Return the full listing exactly as it is written.

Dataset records
· · · · · · ·
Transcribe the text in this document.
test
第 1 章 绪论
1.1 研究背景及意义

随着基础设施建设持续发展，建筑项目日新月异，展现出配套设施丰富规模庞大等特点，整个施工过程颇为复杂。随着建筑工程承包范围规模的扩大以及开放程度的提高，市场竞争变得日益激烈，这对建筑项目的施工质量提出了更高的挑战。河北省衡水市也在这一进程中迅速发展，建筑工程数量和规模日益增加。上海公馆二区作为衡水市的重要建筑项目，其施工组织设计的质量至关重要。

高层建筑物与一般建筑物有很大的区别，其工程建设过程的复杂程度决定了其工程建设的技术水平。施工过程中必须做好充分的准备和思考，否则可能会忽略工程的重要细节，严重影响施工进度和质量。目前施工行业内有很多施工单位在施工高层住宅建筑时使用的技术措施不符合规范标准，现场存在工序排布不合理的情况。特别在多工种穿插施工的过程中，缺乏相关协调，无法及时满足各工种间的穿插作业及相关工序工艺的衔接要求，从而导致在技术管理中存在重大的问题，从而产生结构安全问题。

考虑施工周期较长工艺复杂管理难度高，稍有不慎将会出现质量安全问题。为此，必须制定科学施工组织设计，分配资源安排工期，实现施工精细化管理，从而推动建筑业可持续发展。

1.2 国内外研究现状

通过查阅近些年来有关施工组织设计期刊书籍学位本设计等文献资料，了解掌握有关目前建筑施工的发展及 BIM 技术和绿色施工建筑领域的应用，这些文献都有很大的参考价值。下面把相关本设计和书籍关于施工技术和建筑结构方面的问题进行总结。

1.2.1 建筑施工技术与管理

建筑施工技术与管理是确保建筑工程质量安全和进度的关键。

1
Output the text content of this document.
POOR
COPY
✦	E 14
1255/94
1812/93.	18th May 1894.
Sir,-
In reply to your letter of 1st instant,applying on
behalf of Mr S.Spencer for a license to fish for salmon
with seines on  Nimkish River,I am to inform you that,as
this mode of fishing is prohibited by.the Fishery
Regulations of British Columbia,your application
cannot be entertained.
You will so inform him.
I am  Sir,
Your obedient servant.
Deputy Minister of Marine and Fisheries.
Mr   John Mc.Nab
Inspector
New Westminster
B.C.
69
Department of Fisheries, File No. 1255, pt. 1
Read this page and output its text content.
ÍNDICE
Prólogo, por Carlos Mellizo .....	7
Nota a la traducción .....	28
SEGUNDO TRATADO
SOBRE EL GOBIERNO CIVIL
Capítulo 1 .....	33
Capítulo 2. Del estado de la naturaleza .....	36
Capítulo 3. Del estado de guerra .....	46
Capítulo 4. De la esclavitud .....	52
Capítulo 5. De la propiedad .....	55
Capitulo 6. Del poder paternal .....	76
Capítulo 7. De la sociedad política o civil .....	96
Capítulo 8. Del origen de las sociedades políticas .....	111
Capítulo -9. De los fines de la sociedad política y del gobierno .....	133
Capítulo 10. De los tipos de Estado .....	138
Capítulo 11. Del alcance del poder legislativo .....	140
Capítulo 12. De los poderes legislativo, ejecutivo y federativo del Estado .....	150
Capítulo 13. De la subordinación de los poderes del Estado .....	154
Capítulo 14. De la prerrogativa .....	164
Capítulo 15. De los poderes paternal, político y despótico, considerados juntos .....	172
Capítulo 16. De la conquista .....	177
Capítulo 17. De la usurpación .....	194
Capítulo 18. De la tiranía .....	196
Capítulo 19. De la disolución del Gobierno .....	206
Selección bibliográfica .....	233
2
· · · · · · ·
Correct result:
Transcribe the text in this document.
test
第 1 章 绪论
1.1 研究背景及意义

随着基础设施建设持续发展，建筑项目日新月异，展现出配套设施丰富规模庞大等特点，整个施工过程颇为复杂。随着建筑工程承包范围规模的扩大以及开放程度的提高，市场竞争变得日益激烈，这对建筑项目的施工质量提出了更高的挑战。河北省衡水市也在这一进程中迅速发展，建筑工程数量和规模日益增加。上海公馆二区作为衡水市的重要建筑项目，其施工组织设计的质量至关重要。

高层建筑物与一般建筑物有很大的区别，其工程建设过程的复杂程度决定了其工程建设的技术水平。施工过程中必须做好充分的准备和思考，否则可能会忽略工程的重要细节，严重影响施工进度和质量。目前施工行业内有很多施工单位在施工高层住宅建筑时使用的技术措施不符合规范标准，现场存在工序排布不合理的情况。特别在多工种穿插施工的过程中，缺乏相关协调，无法及时满足各工种间的穿插作业及相关工序工艺的衔接要求，从而导致在技术管理中存在重大的问题，从而产生结构安全问题。

考虑施工周期较长工艺复杂管理难度高，稍有不慎将会出现质量安全问题。为此，必须制定科学施工组织设计，分配资源安排工期，实现施工精细化管理，从而推动建筑业可持续发展。

1.2 国内外研究现状

通过查阅近些年来有关施工组织设计期刊书籍学位本设计等文献资料，了解掌握有关目前建筑施工的发展及 BIM 技术和绿色施工建筑领域的应用，这些文献都有很大的参考价值。下面把相关本设计和书籍关于施工技术和建筑结构方面的问题进行总结。

1.2.1 建筑施工技术与管理

建筑施工技术与管理是确保建筑工程质量安全和进度的关键。

1
Output the text content of this document.
POOR
COPY
✦	E 14
1255/94
1812/93.	18th May 1894.
Sir,-
In reply to your letter of 1st instant,applying on
behalf of Mr S.Spencer for a license to fish for salmon
with seines on  Nimkish River,I am to inform you that,as
this mode of fishing is prohibited by.the Fishery
Regulations of British Columbia,your application
cannot be entertained.
You will so inform him.
I am  Sir,
Your obedient servant.
Deputy Minister of Marine and Fisheries.
Mr   John Mc.Nab
Inspector
New Westminster
B.C.
69
Department of Fisheries, File No. 1255, pt. 1
Read this page and output its text content.
ÍNDICE
Prólogo, por Carlos Mellizo .....	7
Nota a la traducción .....	28
SEGUNDO TRATADO
SOBRE EL GOBIERNO CIVIL
Capítulo 1 .....	33
Capítulo 2. Del estado de la naturaleza .....	36
Capítulo 3. Del estado de guerra .....	46
Capítulo 4. De la esclavitud .....	52
Capítulo 5. De la propiedad .....	55
Capitulo 6. Del poder paternal .....	76
Capítulo 7. De la sociedad política o civil .....	96
Capítulo 8. Del origen de las sociedades políticas .....	111
Capítulo -9. De los fines de la sociedad política y del gobierno .....	133
Capítulo 10. De los tipos de Estado .....	138
Capítulo 11. Del alcance del poder legislativo .....	140
Capítulo 12. De los poderes legislativo, ejecutivo y federativo del Estado .....	150
Capítulo 13. De la subordinación de los poderes del Estado .....	154
Capítulo 14. De la prerrogativa .....	164
Capítulo 15. De los poderes paternal, político y despótico, considerados juntos .....	172
Capítulo 16. De la conquista .....	177
Capítulo 17. De la usurpación .....	194
Capítulo 18. De la tiranía .....	196
Capítulo 19. De la disolución del Gobierno .....	206
Selección bibliográfica .....	233
2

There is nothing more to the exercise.